> ATIVIDADES:
A. Copie do texto sobre as Irmãs do Vale tudo o que vai de "Parecia puro marketing, quando" até "Business Bureau (BBB).".
B. Responda com base no texto sobre as Irmãs do Vale:
(i) Qual é o faturamento médio anual da empresa?
(ii) Que selo de confiança o grupo obteve?
(iii) Em quantos estados americanos o uso medicinal da Cannabis é permitido?
C. Escreva a continuação do texto sobre as Irmãs do Vale a partir da última frase apresentada.

> TRECHO DA PÁGINA:
----------

Parecia puro marketing, quando as Irmãs do Vale (em inglês, Sisters of the Valley) começaram a chamar atenção com a pequena plantação de Cannabis no Vale Central da Califórnia, há pouco mais de uma década. Apesar do hábito religioso comum às freiras católicas, o grupo não pertencia à nenhuma ordem da igreja. As roupas “divinas” somadas a proposta mundana do grupo fizeram os negócios deslancharem. Rapidamente as vendas se internacionalizaram e até os brasileiros viraram clientes. Veio então a prova de que não se tratava apenas de marketing. Além de manter um faturamento médio anual de 1 milhão de dólares, As Irmãs do Vale foram uma das poucas empresas de CBD, na Califórnia, a obter o selo de confiança Better Business Bureau (BBB).
A marca vende apenas de produtos medicinais produzidos artesanalmente, à base de CBD (o composto da Cannabis sem efeito psicoativo) e uma quantidade ínfima de THC (composto psicoativo). Mesmo em um país onde a legislação é mais simpática, digamos, com a Cannabis, do que no Brasil, os obstáculo se multiplicam. O uso medicinal é permitido em 39 estados americanos, enquanto o recreativo, em 24. Pela lei federal, no entanto, a substância ainda está na lista 1 de produtos controlados, considerados com alto potencial de abuso, assim como a morfina e tantas outras– o que inviabilizou as vendas pelas redes sociais. A Meta, dona do Instagram e Facebook, de Mark Zuckerberg, proibiu o comércio pelas suas plataformas.

----------

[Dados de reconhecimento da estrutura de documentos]
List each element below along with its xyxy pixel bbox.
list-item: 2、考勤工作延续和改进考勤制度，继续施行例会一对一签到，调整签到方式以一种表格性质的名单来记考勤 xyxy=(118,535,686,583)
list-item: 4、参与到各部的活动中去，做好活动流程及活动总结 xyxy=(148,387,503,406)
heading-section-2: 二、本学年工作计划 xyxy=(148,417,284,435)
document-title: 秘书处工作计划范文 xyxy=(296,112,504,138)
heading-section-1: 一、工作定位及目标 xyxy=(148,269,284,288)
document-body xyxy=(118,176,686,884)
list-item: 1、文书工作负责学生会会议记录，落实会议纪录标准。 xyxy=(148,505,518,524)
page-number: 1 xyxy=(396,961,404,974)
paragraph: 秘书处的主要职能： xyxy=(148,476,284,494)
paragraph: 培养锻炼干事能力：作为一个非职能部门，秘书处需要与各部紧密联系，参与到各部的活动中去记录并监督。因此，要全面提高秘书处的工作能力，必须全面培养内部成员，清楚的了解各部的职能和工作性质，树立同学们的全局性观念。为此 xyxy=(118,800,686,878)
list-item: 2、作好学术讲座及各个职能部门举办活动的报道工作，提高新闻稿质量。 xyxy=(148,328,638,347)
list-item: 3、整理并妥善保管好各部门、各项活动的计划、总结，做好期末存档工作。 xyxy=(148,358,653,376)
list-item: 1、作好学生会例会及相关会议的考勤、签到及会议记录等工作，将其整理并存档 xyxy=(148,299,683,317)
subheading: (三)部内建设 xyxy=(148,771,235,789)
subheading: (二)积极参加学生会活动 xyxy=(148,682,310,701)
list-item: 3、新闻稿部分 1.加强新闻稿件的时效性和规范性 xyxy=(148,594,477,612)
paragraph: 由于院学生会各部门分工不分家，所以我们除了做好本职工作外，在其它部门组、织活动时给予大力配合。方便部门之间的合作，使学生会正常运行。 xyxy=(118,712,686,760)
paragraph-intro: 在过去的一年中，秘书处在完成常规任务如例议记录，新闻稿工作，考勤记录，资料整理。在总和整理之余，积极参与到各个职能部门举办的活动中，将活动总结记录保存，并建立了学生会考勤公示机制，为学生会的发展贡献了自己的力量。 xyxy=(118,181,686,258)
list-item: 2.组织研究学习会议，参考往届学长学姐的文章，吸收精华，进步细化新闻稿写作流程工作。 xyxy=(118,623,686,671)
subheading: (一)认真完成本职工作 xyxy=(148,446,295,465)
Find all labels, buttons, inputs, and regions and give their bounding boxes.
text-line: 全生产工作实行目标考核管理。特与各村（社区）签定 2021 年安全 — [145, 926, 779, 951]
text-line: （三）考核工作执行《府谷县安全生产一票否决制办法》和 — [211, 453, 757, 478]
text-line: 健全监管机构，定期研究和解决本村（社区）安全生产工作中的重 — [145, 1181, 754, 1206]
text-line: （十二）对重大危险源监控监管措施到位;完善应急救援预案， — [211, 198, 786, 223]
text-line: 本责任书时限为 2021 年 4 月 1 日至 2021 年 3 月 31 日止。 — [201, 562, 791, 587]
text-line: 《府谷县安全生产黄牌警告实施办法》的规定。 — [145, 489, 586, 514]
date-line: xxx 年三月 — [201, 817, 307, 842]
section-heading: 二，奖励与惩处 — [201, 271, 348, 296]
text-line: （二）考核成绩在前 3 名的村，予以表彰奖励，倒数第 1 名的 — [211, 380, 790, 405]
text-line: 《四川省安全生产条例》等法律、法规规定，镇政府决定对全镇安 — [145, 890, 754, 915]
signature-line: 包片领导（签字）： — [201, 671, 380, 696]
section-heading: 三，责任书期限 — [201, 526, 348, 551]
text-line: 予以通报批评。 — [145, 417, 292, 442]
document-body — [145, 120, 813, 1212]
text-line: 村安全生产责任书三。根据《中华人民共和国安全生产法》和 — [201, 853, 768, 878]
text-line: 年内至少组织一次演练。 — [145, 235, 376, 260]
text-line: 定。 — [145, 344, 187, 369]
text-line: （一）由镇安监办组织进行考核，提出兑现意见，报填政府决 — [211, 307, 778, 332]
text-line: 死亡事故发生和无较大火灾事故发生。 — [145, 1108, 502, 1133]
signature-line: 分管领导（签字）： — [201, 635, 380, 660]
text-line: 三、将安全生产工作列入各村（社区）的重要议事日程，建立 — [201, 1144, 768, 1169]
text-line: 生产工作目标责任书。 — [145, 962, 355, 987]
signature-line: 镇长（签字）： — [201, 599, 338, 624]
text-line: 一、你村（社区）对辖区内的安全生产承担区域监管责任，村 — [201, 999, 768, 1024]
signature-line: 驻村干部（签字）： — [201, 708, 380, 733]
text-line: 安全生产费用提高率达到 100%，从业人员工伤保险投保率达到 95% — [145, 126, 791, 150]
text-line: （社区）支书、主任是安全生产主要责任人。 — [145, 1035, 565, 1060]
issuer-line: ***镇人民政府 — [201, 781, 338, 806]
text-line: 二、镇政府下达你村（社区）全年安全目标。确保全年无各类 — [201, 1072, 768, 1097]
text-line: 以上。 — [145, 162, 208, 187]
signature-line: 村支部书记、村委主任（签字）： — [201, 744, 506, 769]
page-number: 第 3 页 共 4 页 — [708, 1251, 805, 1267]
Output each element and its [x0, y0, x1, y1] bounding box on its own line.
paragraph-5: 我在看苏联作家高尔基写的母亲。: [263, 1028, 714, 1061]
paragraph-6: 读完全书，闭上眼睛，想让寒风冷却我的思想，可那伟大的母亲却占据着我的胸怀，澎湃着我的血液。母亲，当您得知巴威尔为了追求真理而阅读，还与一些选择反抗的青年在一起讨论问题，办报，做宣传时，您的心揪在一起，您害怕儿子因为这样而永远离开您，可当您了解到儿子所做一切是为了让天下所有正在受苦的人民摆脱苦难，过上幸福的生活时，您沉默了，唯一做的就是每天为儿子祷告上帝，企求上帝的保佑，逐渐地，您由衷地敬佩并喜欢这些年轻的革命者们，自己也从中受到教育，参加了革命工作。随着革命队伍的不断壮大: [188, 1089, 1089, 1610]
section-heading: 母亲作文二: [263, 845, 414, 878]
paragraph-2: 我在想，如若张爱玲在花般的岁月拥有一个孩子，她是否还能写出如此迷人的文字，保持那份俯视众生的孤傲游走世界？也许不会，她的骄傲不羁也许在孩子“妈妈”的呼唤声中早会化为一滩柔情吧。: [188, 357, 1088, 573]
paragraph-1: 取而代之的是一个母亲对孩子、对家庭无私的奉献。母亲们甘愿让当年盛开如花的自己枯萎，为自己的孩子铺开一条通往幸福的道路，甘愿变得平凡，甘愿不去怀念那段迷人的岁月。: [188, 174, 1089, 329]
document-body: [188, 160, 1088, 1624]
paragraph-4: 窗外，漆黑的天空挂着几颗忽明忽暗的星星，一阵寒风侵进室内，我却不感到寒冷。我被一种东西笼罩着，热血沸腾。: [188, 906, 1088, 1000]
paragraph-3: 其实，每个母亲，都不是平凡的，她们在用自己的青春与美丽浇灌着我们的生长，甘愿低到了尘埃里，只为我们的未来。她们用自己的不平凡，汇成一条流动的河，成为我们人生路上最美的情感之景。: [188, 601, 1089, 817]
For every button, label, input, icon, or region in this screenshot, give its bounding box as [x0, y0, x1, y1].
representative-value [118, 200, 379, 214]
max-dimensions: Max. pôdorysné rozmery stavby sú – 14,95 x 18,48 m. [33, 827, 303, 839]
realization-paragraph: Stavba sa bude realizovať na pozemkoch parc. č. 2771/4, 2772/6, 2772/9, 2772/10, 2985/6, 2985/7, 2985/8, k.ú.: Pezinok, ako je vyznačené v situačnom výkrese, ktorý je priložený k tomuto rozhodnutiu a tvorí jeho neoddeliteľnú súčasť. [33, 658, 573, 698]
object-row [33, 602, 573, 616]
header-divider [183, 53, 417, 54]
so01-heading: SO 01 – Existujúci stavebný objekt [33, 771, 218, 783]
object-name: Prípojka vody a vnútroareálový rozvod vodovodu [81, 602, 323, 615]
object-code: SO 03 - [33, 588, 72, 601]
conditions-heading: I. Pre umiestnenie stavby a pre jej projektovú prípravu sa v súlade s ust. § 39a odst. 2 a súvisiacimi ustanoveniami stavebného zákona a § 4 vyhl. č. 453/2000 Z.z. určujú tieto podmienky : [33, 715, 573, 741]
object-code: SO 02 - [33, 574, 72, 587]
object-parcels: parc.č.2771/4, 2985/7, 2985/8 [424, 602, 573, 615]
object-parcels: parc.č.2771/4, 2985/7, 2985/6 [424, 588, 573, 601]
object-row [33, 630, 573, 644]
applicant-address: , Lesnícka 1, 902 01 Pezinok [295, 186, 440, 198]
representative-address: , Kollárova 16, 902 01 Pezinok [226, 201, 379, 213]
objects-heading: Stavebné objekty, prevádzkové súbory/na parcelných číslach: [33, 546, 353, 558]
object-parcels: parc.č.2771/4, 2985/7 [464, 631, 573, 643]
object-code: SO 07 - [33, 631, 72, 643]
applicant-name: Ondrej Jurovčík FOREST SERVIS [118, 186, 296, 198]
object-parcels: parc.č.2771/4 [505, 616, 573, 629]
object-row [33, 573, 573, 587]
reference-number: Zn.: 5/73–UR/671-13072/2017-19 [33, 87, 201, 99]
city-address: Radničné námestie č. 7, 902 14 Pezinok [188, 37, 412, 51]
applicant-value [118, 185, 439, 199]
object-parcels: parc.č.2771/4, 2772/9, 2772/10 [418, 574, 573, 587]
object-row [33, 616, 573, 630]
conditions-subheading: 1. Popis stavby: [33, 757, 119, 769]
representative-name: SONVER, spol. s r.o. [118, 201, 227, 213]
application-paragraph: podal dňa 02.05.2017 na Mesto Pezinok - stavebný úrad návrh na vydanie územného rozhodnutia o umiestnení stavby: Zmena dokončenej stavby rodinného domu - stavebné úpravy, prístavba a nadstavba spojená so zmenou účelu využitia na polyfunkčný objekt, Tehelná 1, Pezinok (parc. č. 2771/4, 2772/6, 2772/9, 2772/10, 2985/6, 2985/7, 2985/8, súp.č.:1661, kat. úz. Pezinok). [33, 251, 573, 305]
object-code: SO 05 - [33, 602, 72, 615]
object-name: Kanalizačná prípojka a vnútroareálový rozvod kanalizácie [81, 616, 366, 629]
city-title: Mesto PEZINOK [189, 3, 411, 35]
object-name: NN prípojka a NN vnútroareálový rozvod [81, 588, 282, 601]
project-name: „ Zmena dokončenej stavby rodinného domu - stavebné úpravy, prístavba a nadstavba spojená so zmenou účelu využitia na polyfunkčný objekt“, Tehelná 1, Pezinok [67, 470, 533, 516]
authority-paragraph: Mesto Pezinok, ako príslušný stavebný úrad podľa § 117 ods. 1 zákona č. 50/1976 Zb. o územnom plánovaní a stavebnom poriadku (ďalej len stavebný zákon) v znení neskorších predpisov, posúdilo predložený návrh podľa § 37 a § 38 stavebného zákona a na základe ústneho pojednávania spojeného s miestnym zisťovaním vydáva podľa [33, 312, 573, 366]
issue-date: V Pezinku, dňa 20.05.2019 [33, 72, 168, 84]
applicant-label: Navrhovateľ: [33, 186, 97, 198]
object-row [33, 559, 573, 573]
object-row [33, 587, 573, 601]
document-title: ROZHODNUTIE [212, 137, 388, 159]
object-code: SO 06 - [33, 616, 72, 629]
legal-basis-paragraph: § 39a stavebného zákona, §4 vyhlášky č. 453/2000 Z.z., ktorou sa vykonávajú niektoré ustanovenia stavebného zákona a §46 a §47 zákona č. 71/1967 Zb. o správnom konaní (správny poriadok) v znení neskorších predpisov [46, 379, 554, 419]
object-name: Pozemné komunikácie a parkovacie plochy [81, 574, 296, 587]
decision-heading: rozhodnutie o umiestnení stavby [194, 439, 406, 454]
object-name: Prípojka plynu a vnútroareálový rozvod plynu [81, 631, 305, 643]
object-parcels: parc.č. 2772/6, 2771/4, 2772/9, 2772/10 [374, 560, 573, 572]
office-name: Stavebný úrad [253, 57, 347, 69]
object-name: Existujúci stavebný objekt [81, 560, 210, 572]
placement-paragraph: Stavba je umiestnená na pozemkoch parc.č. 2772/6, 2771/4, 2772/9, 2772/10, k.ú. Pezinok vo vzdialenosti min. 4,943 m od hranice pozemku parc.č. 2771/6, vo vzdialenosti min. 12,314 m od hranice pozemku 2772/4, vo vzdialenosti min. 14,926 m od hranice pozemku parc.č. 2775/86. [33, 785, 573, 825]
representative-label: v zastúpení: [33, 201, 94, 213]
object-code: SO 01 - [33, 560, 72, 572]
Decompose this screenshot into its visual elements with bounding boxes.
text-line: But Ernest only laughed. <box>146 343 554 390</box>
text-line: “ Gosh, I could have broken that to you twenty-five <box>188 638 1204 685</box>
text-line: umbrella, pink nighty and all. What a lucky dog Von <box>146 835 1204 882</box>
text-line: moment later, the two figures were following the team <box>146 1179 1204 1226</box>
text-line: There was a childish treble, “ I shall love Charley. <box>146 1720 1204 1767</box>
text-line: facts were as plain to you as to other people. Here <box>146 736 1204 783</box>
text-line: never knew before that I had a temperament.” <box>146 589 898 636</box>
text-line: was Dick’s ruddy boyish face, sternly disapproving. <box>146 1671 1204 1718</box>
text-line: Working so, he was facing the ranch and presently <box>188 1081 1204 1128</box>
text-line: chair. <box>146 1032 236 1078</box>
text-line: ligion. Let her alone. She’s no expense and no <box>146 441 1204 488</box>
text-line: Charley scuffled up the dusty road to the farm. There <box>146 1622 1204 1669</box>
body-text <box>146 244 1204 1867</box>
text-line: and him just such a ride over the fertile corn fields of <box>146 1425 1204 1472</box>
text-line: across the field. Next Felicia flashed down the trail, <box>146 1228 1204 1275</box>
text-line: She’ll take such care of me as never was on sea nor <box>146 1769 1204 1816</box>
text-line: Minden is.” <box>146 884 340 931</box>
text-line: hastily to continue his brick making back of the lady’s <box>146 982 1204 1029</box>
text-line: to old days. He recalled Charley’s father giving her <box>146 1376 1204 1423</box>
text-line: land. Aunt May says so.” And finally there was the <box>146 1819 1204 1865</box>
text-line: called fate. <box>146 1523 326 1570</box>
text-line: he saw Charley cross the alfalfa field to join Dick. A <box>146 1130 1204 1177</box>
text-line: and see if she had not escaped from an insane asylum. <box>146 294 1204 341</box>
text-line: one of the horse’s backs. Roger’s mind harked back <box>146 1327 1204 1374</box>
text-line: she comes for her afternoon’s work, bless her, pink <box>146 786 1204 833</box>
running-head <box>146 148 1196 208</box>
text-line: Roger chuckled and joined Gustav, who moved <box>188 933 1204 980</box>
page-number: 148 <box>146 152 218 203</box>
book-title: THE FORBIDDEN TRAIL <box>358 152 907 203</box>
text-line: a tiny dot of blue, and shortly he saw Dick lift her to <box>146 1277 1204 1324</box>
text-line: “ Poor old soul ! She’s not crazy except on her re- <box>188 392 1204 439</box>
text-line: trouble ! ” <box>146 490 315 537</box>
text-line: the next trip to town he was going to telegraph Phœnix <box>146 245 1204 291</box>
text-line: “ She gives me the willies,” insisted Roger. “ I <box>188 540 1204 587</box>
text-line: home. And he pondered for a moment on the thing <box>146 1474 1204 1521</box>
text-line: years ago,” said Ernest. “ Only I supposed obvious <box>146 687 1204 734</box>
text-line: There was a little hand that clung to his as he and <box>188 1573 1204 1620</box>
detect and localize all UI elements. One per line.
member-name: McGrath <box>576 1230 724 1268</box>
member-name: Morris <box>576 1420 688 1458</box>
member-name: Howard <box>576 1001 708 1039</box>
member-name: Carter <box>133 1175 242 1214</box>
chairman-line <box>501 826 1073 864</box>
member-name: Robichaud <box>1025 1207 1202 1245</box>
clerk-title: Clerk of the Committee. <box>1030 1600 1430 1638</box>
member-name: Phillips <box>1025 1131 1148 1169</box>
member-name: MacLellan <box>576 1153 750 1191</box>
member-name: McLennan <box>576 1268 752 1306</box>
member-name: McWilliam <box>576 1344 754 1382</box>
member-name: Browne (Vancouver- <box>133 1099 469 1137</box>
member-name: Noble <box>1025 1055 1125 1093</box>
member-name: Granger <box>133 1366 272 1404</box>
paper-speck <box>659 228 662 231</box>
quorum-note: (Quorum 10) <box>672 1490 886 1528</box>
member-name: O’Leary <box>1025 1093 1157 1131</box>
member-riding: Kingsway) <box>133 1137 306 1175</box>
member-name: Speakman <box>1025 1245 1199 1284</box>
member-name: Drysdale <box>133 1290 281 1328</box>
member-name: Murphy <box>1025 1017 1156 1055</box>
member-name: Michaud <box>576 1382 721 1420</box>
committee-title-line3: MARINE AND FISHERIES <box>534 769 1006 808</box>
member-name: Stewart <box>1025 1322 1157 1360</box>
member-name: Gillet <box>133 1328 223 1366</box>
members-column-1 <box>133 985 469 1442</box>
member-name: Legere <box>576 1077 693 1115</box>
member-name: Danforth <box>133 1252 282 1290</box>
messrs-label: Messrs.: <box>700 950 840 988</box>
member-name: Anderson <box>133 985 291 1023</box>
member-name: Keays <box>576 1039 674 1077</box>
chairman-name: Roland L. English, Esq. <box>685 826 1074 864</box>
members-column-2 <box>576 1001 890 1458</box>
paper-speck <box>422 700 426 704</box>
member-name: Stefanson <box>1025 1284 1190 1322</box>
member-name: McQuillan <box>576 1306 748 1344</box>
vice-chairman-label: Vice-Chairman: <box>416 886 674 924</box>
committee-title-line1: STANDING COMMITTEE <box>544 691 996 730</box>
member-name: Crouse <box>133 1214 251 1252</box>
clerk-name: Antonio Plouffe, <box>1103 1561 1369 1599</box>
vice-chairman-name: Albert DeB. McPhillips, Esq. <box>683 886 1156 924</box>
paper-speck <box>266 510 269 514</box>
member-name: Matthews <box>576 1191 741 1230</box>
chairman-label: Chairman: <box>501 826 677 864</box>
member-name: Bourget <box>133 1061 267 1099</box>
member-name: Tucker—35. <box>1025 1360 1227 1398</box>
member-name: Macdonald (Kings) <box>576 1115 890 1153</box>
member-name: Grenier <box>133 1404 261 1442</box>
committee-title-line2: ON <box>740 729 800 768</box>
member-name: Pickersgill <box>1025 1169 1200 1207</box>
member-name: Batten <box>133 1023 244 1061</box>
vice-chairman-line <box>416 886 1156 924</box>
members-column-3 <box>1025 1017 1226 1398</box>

----------

> LISTA DE RESPOSTAS:
A.
Parecia puro marketing, quando as Irmãs do Vale (em inglês, Sisters of the Valley) começaram a chamar atenção com a pequena plantação de Cannabis no Vale Central da Califórnia, há pouco mais de uma década. Apesar do hábito religioso comum às freiras católicas, o grupo não pertencia à nenhuma ordem da igreja. As roupas “divinas” somadas a proposta mundana do grupo fizeram os negócios deslancharem. Rapidamente as vendas se internacionalizaram e até os brasileiros viraram clientes. Veio então a prova de que não se tratava apenas de marketing. Além de manter um faturamento médio anual de 1 milhão de dólares, As Irmãs do Vale foram uma das poucas empresas de CBD, na Califórnia, a obter o selo de confiança Better Business Bureau (BBB).

B.
(i) 1 milhão de dólares.
(ii) O selo Better Business Bureau (BBB).
(iii) Em 39 estados.

C.
No fim do ano passada, as Irmãs do Vale lançaram uma petição direcionada à empresa, solicitando maior transparência e suporte para pequenos negócios. A empresa critica a prática de “shadow banning”, que limita o alcance de conteúdos, mesmo quando os negócios investem em publicidade paga. A estratégia faz parte de uma campanha do grupo em prol de um ambiente digital considerado por elas, “mais justo para empreendedores de setores alternativos”.
O grupo também não consegue espaço dentro dos dispensários da Califórnia, que são os grandes centros de venda de produtos medicinais de Cannabis. Em abril de 2024, a empresa publicou um artigo questionando a recusa de alguns estabelecimentos em vender seus produtos, mesmo sem regulamentações claras, que justifiquem tais decisões. Trata-se de uma dificuldade compartilhada pela maioria dos pequenos produtores, que ficam sujeitos às incertezas jurídicas. O ambiente inseguro é consequência da lei federal, que é ainda bem restritiva. Mesmo com o avanço das legislações estaduais, muitas empresas que possuem atuação nacional, como as instituições de crédito, não atendem a indústria de Cannabis, com receio de sanções.
COMO COMEÇOU
Os negócios das Irmãs do Vale começaram com a fundadora Christine Meeusen, que passou a se vestir como freira durante protestos contra a desigualdade e o tratamento da Cannabis medicinal nos Estados Unidos, por volta de 2010. Ela percebeu que o visual chamava atenção —e o usou como símbolo de cuidado, cura e autoridade espiritual. Rapidamente virou a Irmã Kate, proprietária de uma casinha, localizada em um terreno de 1.300 m², à margem da estrada de ferro de Merced, com 10 pés de maconha. Com a ajuda da sócia, Darcy Johnson, multiplicaram em 10 vezes a plantação. “Este é um ambiente selvagem”, diz a Irmã Darcy, responsável pelo e-commerce da marca, batizada de Etsy. “Não estamos cultivando dente de leão.” Nem as roupas de freira ajudam nesta instância.